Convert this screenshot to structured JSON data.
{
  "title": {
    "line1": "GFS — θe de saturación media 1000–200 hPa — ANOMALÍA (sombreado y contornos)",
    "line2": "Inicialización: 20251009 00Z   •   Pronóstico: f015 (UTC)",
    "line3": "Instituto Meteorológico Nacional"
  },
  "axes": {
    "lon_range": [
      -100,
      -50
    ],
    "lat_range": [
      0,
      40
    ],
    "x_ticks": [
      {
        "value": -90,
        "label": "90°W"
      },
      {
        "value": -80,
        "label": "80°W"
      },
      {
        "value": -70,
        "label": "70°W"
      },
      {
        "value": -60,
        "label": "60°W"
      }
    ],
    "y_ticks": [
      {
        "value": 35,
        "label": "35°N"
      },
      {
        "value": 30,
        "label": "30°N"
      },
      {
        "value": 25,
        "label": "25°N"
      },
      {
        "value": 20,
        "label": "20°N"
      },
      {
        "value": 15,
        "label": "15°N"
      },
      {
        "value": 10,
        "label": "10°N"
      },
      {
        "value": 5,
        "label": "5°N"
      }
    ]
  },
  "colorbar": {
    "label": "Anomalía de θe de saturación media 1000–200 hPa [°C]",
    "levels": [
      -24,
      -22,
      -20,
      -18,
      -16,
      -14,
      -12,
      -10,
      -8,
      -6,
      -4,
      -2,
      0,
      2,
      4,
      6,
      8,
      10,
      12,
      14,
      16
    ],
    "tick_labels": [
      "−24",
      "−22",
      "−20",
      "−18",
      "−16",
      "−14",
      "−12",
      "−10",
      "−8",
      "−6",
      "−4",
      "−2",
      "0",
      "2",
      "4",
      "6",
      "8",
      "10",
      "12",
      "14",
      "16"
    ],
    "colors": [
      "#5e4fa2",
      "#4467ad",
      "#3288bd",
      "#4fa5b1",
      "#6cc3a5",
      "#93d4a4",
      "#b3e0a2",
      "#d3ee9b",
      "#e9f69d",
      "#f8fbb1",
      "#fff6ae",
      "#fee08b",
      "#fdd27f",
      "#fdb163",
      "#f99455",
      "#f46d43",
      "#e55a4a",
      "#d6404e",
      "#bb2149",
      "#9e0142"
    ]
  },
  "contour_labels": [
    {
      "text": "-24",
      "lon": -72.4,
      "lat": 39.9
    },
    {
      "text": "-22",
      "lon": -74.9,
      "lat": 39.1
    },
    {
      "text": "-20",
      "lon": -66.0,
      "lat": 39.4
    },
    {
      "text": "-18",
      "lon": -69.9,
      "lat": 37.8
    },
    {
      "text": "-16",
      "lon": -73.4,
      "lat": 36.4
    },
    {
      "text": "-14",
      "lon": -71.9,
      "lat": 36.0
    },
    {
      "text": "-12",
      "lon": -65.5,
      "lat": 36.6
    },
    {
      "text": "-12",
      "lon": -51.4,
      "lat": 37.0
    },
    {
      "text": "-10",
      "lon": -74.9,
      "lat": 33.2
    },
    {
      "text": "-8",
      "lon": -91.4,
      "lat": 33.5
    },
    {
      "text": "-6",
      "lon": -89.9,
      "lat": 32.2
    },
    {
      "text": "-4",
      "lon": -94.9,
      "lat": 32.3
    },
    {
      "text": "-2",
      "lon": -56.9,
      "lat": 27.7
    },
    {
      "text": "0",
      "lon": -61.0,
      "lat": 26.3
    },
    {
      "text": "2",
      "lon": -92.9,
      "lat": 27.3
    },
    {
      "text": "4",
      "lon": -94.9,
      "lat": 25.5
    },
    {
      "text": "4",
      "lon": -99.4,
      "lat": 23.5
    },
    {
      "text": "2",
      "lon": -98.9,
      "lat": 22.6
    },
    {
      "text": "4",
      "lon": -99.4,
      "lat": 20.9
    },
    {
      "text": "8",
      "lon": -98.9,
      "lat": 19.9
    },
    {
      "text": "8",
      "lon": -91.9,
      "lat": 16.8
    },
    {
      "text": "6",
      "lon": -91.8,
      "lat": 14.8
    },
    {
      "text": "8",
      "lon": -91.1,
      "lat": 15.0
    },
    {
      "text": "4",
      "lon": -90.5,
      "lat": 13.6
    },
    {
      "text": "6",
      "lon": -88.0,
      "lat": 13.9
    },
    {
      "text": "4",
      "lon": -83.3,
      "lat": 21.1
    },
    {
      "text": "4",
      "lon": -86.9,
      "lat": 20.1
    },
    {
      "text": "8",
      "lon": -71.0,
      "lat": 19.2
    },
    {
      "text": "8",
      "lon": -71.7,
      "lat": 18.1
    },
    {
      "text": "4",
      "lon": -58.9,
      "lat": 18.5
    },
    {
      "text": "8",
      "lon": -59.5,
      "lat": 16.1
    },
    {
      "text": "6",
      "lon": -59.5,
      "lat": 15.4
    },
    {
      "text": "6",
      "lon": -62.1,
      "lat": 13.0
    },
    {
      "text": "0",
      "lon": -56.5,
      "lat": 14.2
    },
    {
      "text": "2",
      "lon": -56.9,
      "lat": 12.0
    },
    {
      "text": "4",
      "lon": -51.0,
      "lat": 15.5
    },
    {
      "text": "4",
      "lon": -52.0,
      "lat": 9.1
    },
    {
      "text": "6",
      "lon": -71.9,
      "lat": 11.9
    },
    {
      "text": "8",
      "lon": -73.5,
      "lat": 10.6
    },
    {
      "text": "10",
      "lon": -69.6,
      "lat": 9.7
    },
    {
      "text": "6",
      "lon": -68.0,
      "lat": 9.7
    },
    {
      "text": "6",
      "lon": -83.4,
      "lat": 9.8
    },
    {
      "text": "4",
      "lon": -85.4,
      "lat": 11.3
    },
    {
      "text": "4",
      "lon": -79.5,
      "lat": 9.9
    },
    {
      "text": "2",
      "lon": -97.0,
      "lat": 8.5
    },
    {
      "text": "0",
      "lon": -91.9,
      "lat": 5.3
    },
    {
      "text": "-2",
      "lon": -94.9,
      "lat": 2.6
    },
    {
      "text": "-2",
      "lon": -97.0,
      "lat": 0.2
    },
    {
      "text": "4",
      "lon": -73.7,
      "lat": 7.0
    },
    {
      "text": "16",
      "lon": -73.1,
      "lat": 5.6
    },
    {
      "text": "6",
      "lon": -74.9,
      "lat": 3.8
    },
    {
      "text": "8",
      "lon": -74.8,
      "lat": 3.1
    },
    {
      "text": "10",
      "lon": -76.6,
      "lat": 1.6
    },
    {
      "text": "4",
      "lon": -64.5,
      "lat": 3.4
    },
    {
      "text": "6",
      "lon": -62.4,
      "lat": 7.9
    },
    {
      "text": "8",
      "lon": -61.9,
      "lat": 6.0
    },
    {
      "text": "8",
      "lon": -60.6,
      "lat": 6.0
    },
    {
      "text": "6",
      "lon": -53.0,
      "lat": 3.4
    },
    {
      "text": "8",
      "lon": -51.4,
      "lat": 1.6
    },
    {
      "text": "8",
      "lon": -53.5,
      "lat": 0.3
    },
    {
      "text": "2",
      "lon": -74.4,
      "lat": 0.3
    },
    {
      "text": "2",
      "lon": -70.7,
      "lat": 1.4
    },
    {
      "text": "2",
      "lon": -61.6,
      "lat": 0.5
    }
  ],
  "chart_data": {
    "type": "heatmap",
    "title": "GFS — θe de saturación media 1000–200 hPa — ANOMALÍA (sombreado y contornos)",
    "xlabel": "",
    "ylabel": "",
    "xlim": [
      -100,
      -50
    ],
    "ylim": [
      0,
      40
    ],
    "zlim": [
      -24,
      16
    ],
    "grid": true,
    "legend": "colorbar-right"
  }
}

• • •

* What you need to do:
Word for word, restate all of the data shown above.

* Completed exercise:
Convert this screenshot to structured JSON data.
{
  "title": {
    "line1": "GFS — θe de saturación media 1000–200 hPa — ANOMALÍA (sombreado y contornos)",
    "line2": "Inicialización: 20251009 00Z   •   Pronóstico: f015 (UTC)",
    "line3": "Instituto Meteorológico Nacional"
  },
  "axes": {
    "lon_range": [
      -100,
      -50
    ],
    "lat_range": [
      0,
      40
    ],
    "x_ticks": [
      {
        "value": -90,
        "label": "90°W"
      },
      {
        "value": -80,
        "label": "80°W"
      },
      {
        "value": -70,
        "label": "70°W"
      },
      {
        "value": -60,
        "label": "60°W"
      }
    ],
    "y_ticks": [
      {
        "value": 35,
        "label": "35°N"
      },
      {
        "value": 30,
        "label": "30°N"
      },
      {
        "value": 25,
        "label": "25°N"
      },
      {
        "value": 20,
        "label": "20°N"
      },
      {
        "value": 15,
        "label": "15°N"
      },
      {
        "value": 10,
        "label": "10°N"
      },
      {
        "value": 5,
        "label": "5°N"
      }
    ]
  },
  "colorbar": {
    "label": "Anomalía de θe de saturación media 1000–200 hPa [°C]",
    "levels": [
      -24,
      -22,
      -20,
      -18,
      -16,
      -14,
      -12,
      -10,
      -8,
      -6,
      -4,
      -2,
      0,
      2,
      4,
      6,
      8,
      10,
      12,
      14,
      16
    ],
    "tick_labels": [
      "−24",
      "−22",
      "−20",
      "−18",
      "−16",
      "−14",
      "−12",
      "−10",
      "−8",
      "−6",
      "−4",
      "−2",
      "0",
      "2",
      "4",
      "6",
      "8",
      "10",
      "12",
      "14",
      "16"
    ],
    "colors": [
      "#5e4fa2",
      "#4467ad",
      "#3288bd",
      "#4fa5b1",
      "#6cc3a5",
      "#93d4a4",
      "#b3e0a2",
      "#d3ee9b",
      "#e9f69d",
      "#f8fbb1",
      "#fff6ae",
      "#fee08b",
      "#fdd27f",
      "#fdb163",
      "#f99455",
      "#f46d43",
      "#e55a4a",
      "#d6404e",
      "#bb2149",
      "#9e0142"
    ]
  },
  "contour_labels": [
    {
      "text": "-24",
      "lon": -72.4,
      "lat": 39.9
    },
    {
      "text": "-22",
      "lon": -74.9,
      "lat": 39.1
    },
    {
      "text": "-20",
      "lon": -66.0,
      "lat": 39.4
    },
    {
      "text": "-18",
      "lon": -69.9,
      "lat": 37.8
    },
    {
      "text": "-16",
      "lon": -73.4,
      "lat": 36.4
    },
    {
      "text": "-14",
      "lon": -71.9,
      "lat": 36.0
    },
    {
      "text": "-12",
      "lon": -65.5,
      "lat": 36.6
    },
    {
      "text": "-12",
      "lon": -51.4,
      "lat": 37.0
    },
    {
      "text": "-10",
      "lon": -74.9,
      "lat": 33.2
    },
    {
      "text": "-8",
      "lon": -91.4,
      "lat": 33.5
    },
    {
      "text": "-6",
      "lon": -89.9,
      "lat": 32.2
    },
    {
      "text": "-4",
      "lon": -94.9,
      "lat": 32.3
    },
    {
      "text": "-2",
      "lon": -56.9,
      "lat": 27.7
    },
    {
      "text": "0",
      "lon": -61.0,
      "lat": 26.3
    },
    {
      "text": "2",
      "lon": -92.9,
      "lat": 27.3
    },
    {
      "text": "4",
      "lon": -94.9,
      "lat": 25.5
    },
    {
      "text": "4",
      "lon": -99.4,
      "lat": 23.5
    },
    {
      "text": "2",
      "lon": -98.9,
      "lat": 22.6
    },
    {
      "text": "4",
      "lon": -99.4,
      "lat": 20.9
    },
    {
      "text": "8",
      "lon": -98.9,
      "lat": 19.9
    },
    {
      "text": "8",
      "lon": -91.9,
      "lat": 16.8
    },
    {
      "text": "6",
      "lon": -91.8,
      "lat": 14.8
    },
    {
      "text": "8",
      "lon": -91.1,
      "lat": 15.0
    },
    {
      "text": "4",
      "lon": -90.5,
      "lat": 13.6
    },
    {
      "text": "6",
      "lon": -88.0,
      "lat": 13.9
    },
    {
      "text": "4",
      "lon": -83.3,
      "lat": 21.1
    },
    {
      "text": "4",
      "lon": -86.9,
      "lat": 20.1
    },
    {
      "text": "8",
      "lon": -71.0,
      "lat": 19.2
    },
    {
      "text": "8",
      "lon": -71.7,
      "lat": 18.1
    },
    {
      "text": "4",
      "lon": -58.9,
      "lat": 18.5
    },
    {
      "text": "8",
      "lon": -59.5,
      "lat": 16.1
    },
    {
      "text": "6",
      "lon": -59.5,
      "lat": 15.4
    },
    {
      "text": "6",
      "lon": -62.1,
      "lat": 13.0
    },
    {
      "text": "0",
      "lon": -56.5,
      "lat": 14.2
    },
    {
      "text": "2",
      "lon": -56.9,
      "lat": 12.0
    },
    {
      "text": "4",
      "lon": -51.0,
      "lat": 15.5
    },
    {
      "text": "4",
      "lon": -52.0,
      "lat": 9.1
    },
    {
      "text": "6",
      "lon": -71.9,
      "lat": 11.9
    },
    {
      "text": "8",
      "lon": -73.5,
      "lat": 10.6
    },
    {
      "text": "10",
      "lon": -69.6,
      "lat": 9.7
    },
    {
      "text": "6",
      "lon": -68.0,
      "lat": 9.7
    },
    {
      "text": "6",
      "lon": -83.4,
      "lat": 9.8
    },
    {
      "text": "4",
      "lon": -85.4,
      "lat": 11.3
    },
    {
      "text": "4",
      "lon": -79.5,
      "lat": 9.9
    },
    {
      "text": "2",
      "lon": -97.0,
      "lat": 8.5
    },
    {
      "text": "0",
      "lon": -91.9,
      "lat": 5.3
    },
    {
      "text": "-2",
      "lon": -94.9,
      "lat": 2.6
    },
    {
      "text": "-2",
      "lon": -97.0,
      "lat": 0.2
    },
    {
      "text": "4",
      "lon": -73.7,
      "lat": 7.0
    },
    {
      "text": "16",
      "lon": -73.1,
      "lat": 5.6
    },
    {
      "text": "6",
      "lon": -74.9,
      "lat": 3.8
    },
    {
      "text": "8",
      "lon": -74.8,
      "lat": 3.1
    },
    {
      "text": "10",
      "lon": -76.6,
      "lat": 1.6
    },
    {
      "text": "4",
      "lon": -64.5,
      "lat": 3.4
    },
    {
      "text": "6",
      "lon": -62.4,
      "lat": 7.9
    },
    {
      "text": "8",
      "lon": -61.9,
      "lat": 6.0
    },
    {
      "text": "8",
      "lon": -60.6,
      "lat": 6.0
    },
    {
      "text": "6",
      "lon": -53.0,
      "lat": 3.4
    },
    {
      "text": "8",
      "lon": -51.4,
      "lat": 1.6
    },
    {
      "text": "8",
      "lon": -53.5,
      "lat": 0.3
    },
    {
      "text": "2",
      "lon": -74.4,
      "lat": 0.3
    },
    {
      "text": "2",
      "lon": -70.7,
      "lat": 1.4
    },
    {
      "text": "2",
      "lon": -61.6,
      "lat": 0.5
    }
  ],
  "chart_data": {
    "type": "heatmap",
    "title": "GFS — θe de saturación media 1000–200 hPa — ANOMALÍA (sombreado y contornos)",
    "xlabel": "",
    "ylabel": "",
    "xlim": [
      -100,
      -50
    ],
    "ylim": [
      0,
      40
    ],
    "zlim": [
      -24,
      16
    ],
    "grid": true,
    "legend": "colorbar-right"
  }
}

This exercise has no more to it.